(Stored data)
>> START

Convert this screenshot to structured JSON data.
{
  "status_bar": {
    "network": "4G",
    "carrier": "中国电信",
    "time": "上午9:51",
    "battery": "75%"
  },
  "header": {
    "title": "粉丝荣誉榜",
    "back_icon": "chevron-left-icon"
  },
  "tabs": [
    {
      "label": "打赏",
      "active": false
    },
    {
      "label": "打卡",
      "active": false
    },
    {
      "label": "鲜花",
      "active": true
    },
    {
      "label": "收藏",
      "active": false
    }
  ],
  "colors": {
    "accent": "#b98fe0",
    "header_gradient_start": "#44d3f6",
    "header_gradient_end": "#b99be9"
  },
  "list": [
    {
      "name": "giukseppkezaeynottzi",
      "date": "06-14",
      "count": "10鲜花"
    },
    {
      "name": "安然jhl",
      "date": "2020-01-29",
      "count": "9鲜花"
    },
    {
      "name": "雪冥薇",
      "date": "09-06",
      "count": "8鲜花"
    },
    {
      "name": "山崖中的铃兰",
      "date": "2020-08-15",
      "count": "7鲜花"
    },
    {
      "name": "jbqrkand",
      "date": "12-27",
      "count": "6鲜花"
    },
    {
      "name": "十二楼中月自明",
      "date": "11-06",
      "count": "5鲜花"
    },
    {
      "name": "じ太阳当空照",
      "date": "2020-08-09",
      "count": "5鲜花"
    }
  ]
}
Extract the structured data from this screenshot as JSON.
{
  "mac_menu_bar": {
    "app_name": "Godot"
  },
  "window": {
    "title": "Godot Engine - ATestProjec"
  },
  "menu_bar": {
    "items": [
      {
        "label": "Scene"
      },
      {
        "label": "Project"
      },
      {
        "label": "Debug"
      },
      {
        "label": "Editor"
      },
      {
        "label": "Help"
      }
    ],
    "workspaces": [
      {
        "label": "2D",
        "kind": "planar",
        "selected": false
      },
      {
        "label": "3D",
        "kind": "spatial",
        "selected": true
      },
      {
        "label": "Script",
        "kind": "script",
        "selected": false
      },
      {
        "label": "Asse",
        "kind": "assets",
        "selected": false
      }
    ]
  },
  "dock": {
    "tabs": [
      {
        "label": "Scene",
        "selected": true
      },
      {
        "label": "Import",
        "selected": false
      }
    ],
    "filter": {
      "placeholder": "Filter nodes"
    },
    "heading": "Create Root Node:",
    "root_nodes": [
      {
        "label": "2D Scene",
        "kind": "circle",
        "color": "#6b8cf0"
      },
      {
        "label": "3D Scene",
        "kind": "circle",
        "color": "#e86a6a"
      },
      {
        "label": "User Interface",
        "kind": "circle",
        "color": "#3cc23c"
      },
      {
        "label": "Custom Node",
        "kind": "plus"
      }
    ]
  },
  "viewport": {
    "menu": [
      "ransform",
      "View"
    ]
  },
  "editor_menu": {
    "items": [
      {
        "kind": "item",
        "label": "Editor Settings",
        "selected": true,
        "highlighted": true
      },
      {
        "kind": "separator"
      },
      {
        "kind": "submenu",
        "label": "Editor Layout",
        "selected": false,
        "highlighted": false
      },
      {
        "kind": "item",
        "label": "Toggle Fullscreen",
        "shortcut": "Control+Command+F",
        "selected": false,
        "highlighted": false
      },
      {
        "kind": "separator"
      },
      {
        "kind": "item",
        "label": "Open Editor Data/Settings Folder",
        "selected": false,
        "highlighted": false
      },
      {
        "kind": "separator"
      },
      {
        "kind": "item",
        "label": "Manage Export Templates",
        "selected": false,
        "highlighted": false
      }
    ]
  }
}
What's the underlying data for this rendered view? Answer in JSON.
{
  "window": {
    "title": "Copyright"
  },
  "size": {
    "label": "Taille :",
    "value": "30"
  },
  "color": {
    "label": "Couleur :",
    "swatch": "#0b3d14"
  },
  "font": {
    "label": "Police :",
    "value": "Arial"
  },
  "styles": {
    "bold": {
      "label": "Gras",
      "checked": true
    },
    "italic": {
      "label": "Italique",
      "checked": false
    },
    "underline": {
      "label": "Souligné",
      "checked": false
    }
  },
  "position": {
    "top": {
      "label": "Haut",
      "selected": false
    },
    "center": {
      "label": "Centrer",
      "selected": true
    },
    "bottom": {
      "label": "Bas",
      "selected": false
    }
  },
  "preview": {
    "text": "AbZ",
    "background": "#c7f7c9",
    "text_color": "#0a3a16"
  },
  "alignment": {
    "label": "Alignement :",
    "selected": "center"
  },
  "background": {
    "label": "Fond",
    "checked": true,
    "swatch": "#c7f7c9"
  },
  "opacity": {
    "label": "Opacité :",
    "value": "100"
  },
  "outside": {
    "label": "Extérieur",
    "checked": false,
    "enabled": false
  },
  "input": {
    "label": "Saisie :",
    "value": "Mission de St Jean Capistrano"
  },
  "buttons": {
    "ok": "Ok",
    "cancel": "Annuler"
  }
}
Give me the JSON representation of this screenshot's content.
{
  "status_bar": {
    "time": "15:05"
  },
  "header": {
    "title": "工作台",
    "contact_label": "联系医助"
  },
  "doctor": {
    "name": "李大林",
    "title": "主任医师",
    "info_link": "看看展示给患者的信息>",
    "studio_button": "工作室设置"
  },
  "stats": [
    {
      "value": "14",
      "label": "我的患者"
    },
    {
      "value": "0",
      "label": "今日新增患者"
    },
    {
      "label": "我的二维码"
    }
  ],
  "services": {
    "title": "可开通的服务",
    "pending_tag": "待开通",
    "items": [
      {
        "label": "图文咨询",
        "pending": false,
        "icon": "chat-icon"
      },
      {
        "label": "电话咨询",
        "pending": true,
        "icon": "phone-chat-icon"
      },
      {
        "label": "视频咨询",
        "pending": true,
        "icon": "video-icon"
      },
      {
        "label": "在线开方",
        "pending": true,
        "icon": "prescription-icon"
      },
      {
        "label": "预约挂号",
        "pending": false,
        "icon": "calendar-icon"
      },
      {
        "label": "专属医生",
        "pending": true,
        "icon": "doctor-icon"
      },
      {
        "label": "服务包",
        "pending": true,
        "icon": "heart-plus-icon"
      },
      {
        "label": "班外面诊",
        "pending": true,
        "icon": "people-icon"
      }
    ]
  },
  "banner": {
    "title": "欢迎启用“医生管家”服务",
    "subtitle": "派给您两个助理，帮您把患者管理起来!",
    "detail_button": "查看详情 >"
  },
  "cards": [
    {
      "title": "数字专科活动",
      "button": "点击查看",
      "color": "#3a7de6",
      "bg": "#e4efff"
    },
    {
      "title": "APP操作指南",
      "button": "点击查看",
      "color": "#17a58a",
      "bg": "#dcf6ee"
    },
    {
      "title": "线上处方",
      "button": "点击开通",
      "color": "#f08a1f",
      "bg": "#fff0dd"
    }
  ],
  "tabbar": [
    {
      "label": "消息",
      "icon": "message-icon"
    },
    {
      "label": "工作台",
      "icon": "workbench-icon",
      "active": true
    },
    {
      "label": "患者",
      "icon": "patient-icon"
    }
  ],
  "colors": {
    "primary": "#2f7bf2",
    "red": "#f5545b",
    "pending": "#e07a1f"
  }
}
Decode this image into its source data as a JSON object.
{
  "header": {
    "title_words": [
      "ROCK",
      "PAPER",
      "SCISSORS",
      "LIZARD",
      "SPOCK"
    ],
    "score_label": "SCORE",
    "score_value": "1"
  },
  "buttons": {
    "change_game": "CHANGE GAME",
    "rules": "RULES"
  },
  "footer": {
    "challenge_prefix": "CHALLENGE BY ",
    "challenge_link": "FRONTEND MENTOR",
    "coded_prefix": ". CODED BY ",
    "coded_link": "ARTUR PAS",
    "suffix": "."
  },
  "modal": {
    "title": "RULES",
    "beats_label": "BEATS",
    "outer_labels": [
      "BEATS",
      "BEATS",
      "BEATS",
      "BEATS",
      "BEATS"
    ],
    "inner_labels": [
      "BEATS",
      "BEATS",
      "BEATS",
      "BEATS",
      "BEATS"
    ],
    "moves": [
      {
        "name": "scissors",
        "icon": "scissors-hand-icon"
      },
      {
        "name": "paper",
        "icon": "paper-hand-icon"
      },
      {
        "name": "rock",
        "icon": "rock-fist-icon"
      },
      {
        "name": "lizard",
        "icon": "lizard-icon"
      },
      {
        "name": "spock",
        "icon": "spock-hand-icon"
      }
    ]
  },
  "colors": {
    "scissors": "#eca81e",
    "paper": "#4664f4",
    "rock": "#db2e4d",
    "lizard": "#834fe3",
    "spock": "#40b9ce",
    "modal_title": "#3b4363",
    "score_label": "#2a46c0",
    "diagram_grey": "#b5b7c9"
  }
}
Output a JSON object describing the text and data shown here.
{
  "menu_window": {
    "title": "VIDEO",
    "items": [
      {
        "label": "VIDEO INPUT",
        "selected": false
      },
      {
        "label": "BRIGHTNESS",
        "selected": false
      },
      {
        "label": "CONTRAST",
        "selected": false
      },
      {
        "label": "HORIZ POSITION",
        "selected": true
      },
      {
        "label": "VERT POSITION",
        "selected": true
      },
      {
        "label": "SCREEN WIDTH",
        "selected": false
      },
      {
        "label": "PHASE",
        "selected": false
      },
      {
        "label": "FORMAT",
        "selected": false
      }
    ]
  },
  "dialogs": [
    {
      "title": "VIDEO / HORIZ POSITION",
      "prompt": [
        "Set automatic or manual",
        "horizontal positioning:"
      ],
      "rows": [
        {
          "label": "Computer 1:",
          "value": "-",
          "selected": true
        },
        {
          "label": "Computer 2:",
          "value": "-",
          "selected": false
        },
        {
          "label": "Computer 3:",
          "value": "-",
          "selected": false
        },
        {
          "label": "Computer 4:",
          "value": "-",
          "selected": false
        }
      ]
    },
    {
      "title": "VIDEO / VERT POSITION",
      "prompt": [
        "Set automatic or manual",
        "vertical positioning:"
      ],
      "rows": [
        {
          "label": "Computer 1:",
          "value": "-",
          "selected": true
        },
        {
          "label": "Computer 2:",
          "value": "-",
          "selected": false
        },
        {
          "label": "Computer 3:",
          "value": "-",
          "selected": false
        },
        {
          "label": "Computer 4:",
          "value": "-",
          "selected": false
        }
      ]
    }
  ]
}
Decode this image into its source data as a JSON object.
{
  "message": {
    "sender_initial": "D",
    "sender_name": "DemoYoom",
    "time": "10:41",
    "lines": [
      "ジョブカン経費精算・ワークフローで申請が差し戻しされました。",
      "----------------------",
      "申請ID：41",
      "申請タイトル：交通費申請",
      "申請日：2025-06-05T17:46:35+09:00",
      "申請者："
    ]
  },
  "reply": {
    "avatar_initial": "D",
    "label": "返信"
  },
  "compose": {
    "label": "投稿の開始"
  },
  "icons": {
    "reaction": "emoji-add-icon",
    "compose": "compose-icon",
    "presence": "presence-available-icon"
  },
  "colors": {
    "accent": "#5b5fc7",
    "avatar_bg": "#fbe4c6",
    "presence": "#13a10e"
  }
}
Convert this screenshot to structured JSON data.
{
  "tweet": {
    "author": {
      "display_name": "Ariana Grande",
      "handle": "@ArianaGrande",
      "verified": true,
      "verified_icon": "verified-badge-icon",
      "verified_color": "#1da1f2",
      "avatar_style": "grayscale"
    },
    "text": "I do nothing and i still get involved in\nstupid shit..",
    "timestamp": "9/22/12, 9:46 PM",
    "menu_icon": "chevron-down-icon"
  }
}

>> END

> _What you have to do_:
In the records, locate each line holding the string "presence" and copy it.

> _Answer to the problem_:
    "presence": "presence-available-icon"
    "presence": "#13a10e"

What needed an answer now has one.